- Material provided:

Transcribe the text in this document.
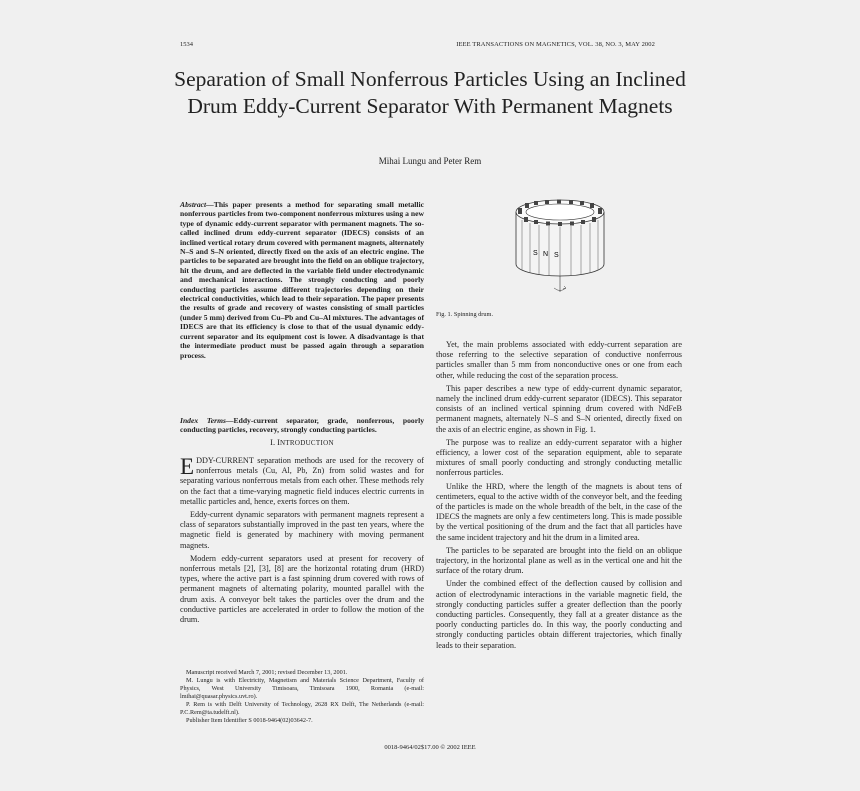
1534	IEEE TRANSACTIONS ON MAGNETICS, VOL. 38, NO. 3, MAY 2002
Separation of Small Nonferrous Particles Using an Inclined Drum Eddy-Current Separator With Permanent Magnets
Mihai Lungu and Peter Rem
Abstract—This paper presents a method for separating small metallic nonferrous particles from two-component nonferrous mixtures using a new type of dynamic eddy-current separator with permanent magnets. The so-called inclined drum eddy-current separator (IDECS) consists of an inclined vertical rotary drum covered with permanent magnets, alternately N–S and S–N oriented, directly fixed on the axis of an electric engine. The particles to be separated are brought into the field on an oblique trajectory, hit the drum, and are deflected in the variable field under electrodynamic and mechanical interactions. The strongly conducting and poorly conducting particles assume different trajectories depending on their electrical conductivities, which lead to their separation. The paper presents the results of grade and recovery of wastes consisting of small particles (under 5 mm) derived from Cu–Pb and Cu–Al mixtures. The advantages of IDECS are that its efficiency is close to that of the usual dynamic eddy-current separator and its equipment cost is lower. A disadvantage is that the intermediate product must be passed again through a separation process.
Index Terms—Eddy-current separator, grade, nonferrous, poorly conducting particles, recovery, strongly conducting particles.
I. INTRODUCTION

EDDY-CURRENT separation methods are used for the recovery of nonferrous metals (Cu, Al, Pb, Zn) from solid wastes and for separating various nonferrous metals from each other. These methods rely on the fact that a time-varying magnetic field induces electric currents in metallic particles and, hence, exerts forces on them.

Eddy-current dynamic separators with permanent magnets represent a class of separators substantially improved in the past ten years, where the magnetic field is generated by machinery with moving permanent magnets.

Modern eddy-current separators used at present for recovery of nonferrous metals [2], [3], [8] are the horizontal rotating drum (HRD) types, where the active part is a fast spinning drum covered with rows of permanent magnets of alternating polarity, mounted parallel with the drum axis. A conveyor belt takes the particles over the drum and the conductive particles are accelerated in order to follow the motion of the drum.

Manuscript received March 7, 2001; revised December 13, 2001.

M. Lungu is with Electricity, Magnetism and Materials Science Department, Faculty of Physics, West University Timisoara, Timisoara 1900, Romania (e-mail: lmihai@quasar.physics.uvt.ro).

P. Rem is with Delft University of Technology, 2628 RX Delft, The Netherlands (e-mail: P.C.Rem@ta.tudelft.nl).

Publisher Item Identifier S 0018-9464(02)03642-7.

S N S
Fig. 1. Spinning drum.

Yet, the main problems associated with eddy-current separation are those referring to the selective separation of conductive nonferrous particles smaller than 5 mm from nonconductive ones or one from each other, while reducing the cost of the separation process.

This paper describes a new type of eddy-current dynamic separator, namely the inclined drum eddy-current separator (IDECS). This separator consists of an inclined vertical spinning drum covered with NdFeB permanent magnets, alternately N–S and S–N oriented, directly fixed on the axis of an electric engine, as shown in Fig. 1.

The purpose was to realize an eddy-current separator with a higher efficiency, a lower cost of the separation equipment, able to separate mixtures of small poorly conducting and strongly conducting metallic nonferrous particles.

Unlike the HRD, where the length of the magnets is about tens of centimeters, equal to the active width of the conveyor belt, and the feeding of the particles is made on the whole breadth of the belt, in the case of the IDECS the magnets are only a few centimeters long. This is made possible by the vertical positioning of the drum and the fact that all particles have the same incident trajectory and hit the drum in a limited area.

The particles to be separated are brought into the field on an oblique trajectory, in the horizontal plane as well as in the vertical one and hit the surface of the rotary drum.

Under the combined effect of the deflection caused by collision and action of electrodynamic interactions in the variable magnetic field, the strongly conducting particles suffer a greater deflection than the poorly conducting particles. Consequently, they fall at a greater distance as the poorly conducting particles do. In this way, the poorly conducting and strongly conducting particles obtain different trajectories, which finally leads to their separation.

0018-9464/02$17.00 © 2002 IEEE
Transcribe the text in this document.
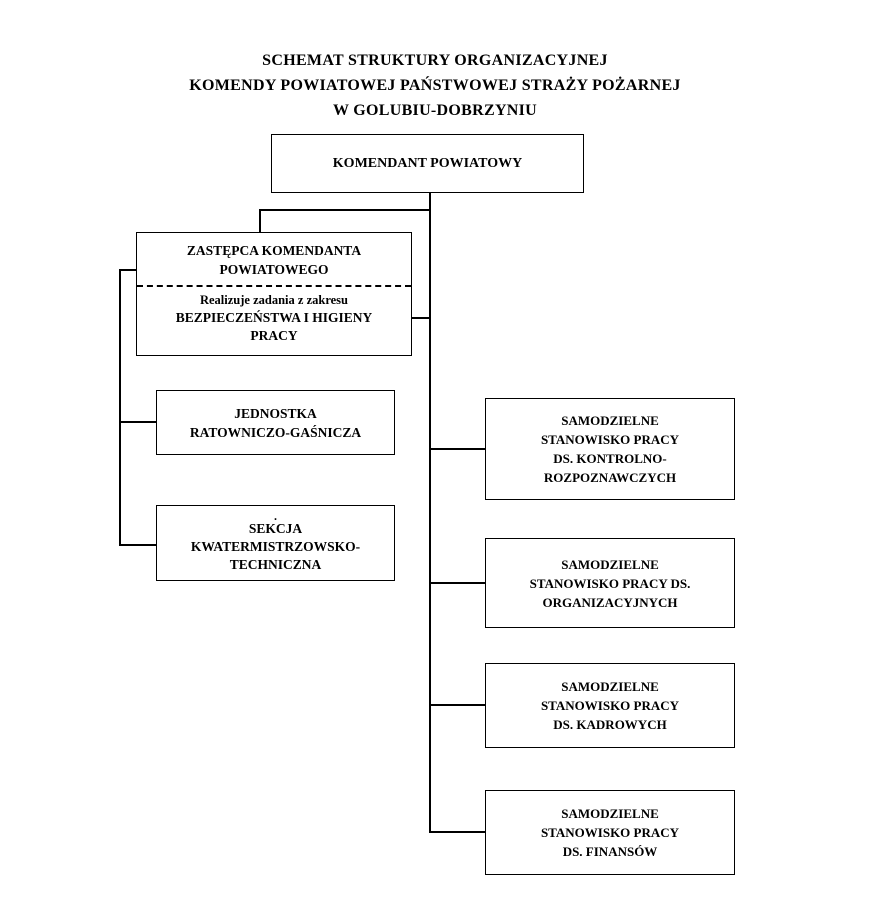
SCHEMAT STRUKTURY ORGANIZACYJNEJ
KOMENDY POWIATOWEJ PAŃSTWOWEJ STRAŻY POŻARNEJ
W GOLUBIU-DOBRZYNIU
KOMENDANT POWIATOWY
ZASTĘPCA KOMENDANTA
POWIATOWEGO
Realizuje zadania z zakresu
BEZPIECZEŃSTWA I HIGIENY
PRACY
JEDNOSTKA
RATOWNICZO-GAŚNICZA
.
SEKCJA
KWATERMISTRZOWSKO-
TECHNICZNA
SAMODZIELNE
STANOWISKO PRACY
DS. KONTROLNO-
ROZPOZNAWCZYCH
SAMODZIELNE
STANOWISKO PRACY DS.
ORGANIZACYJNYCH
SAMODZIELNE
STANOWISKO PRACY
DS. KADROWYCH
SAMODZIELNE
STANOWISKO PRACY
DS. FINANSÓW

- Aim:
Reproduce the material word for word, minus the images.

- Task result:
Transcribe the text in this document.
1534	IEEE TRANSACTIONS ON MAGNETICS, VOL. 38, NO. 3, MAY 2002
Separation of Small Nonferrous Particles Using an Inclined Drum Eddy-Current Separator With Permanent Magnets
Mihai Lungu and Peter Rem
Abstract—This paper presents a method for separating small metallic nonferrous particles from two-component nonferrous mixtures using a new type of dynamic eddy-current separator with permanent magnets. The so-called inclined drum eddy-current separator (IDECS) consists of an inclined vertical rotary drum covered with permanent magnets, alternately N–S and S–N oriented, directly fixed on the axis of an electric engine. The particles to be separated are brought into the field on an oblique trajectory, hit the drum, and are deflected in the variable field under electrodynamic and mechanical interactions. The strongly conducting and poorly conducting particles assume different trajectories depending on their electrical conductivities, which lead to their separation. The paper presents the results of grade and recovery of wastes consisting of small particles (under 5 mm) derived from Cu–Pb and Cu–Al mixtures. The advantages of IDECS are that its efficiency is close to that of the usual dynamic eddy-current separator and its equipment cost is lower. A disadvantage is that the intermediate product must be passed again through a separation process.
Index Terms—Eddy-current separator, grade, nonferrous, poorly conducting particles, recovery, strongly conducting particles.
I. INTRODUCTION

EDDY-CURRENT separation methods are used for the recovery of nonferrous metals (Cu, Al, Pb, Zn) from solid wastes and for separating various nonferrous metals from each other. These methods rely on the fact that a time-varying magnetic field induces electric currents in metallic particles and, hence, exerts forces on them.

Eddy-current dynamic separators with permanent magnets represent a class of separators substantially improved in the past ten years, where the magnetic field is generated by machinery with moving permanent magnets.

Modern eddy-current separators used at present for recovery of nonferrous metals [2], [3], [8] are the horizontal rotating drum (HRD) types, where the active part is a fast spinning drum covered with rows of permanent magnets of alternating polarity, mounted parallel with the drum axis. A conveyor belt takes the particles over the drum and the conductive particles are accelerated in order to follow the motion of the drum.

Manuscript received March 7, 2001; revised December 13, 2001.

M. Lungu is with Electricity, Magnetism and Materials Science Department, Faculty of Physics, West University Timisoara, Timisoara 1900, Romania (e-mail: lmihai@quasar.physics.uvt.ro).

P. Rem is with Delft University of Technology, 2628 RX Delft, The Netherlands (e-mail: P.C.Rem@ta.tudelft.nl).

Publisher Item Identifier S 0018-9464(02)03642-7.

S N S
Fig. 1. Spinning drum.

Yet, the main problems associated with eddy-current separation are those referring to the selective separation of conductive nonferrous particles smaller than 5 mm from nonconductive ones or one from each other, while reducing the cost of the separation process.

This paper describes a new type of eddy-current dynamic separator, namely the inclined drum eddy-current separator (IDECS). This separator consists of an inclined vertical spinning drum covered with NdFeB permanent magnets, alternately N–S and S–N oriented, directly fixed on the axis of an electric engine, as shown in Fig. 1.

The purpose was to realize an eddy-current separator with a higher efficiency, a lower cost of the separation equipment, able to separate mixtures of small poorly conducting and strongly conducting metallic nonferrous particles.

Unlike the HRD, where the length of the magnets is about tens of centimeters, equal to the active width of the conveyor belt, and the feeding of the particles is made on the whole breadth of the belt, in the case of the IDECS the magnets are only a few centimeters long. This is made possible by the vertical positioning of the drum and the fact that all particles have the same incident trajectory and hit the drum in a limited area.

The particles to be separated are brought into the field on an oblique trajectory, in the horizontal plane as well as in the vertical one and hit the surface of the rotary drum.

Under the combined effect of the deflection caused by collision and action of electrodynamic interactions in the variable magnetic field, the strongly conducting particles suffer a greater deflection than the poorly conducting particles. Consequently, they fall at a greater distance as the poorly conducting particles do. In this way, the poorly conducting and strongly conducting particles obtain different trajectories, which finally leads to their separation.

0018-9464/02$17.00 © 2002 IEEE
Transcribe the text in this document.
SCHEMAT STRUKTURY ORGANIZACYJNEJ
KOMENDY POWIATOWEJ PAŃSTWOWEJ STRAŻY POŻARNEJ
W GOLUBIU-DOBRZYNIU
KOMENDANT POWIATOWY
ZASTĘPCA KOMENDANTA
POWIATOWEGO
Realizuje zadania z zakresu
BEZPIECZEŃSTWA I HIGIENY
PRACY
JEDNOSTKA
RATOWNICZO-GAŚNICZA
.
SEKCJA
KWATERMISTRZOWSKO-
TECHNICZNA
SAMODZIELNE
STANOWISKO PRACY
DS. KONTROLNO-
ROZPOZNAWCZYCH
SAMODZIELNE
STANOWISKO PRACY DS.
ORGANIZACYJNYCH
SAMODZIELNE
STANOWISKO PRACY
DS. KADROWYCH
SAMODZIELNE
STANOWISKO PRACY
DS. FINANSÓW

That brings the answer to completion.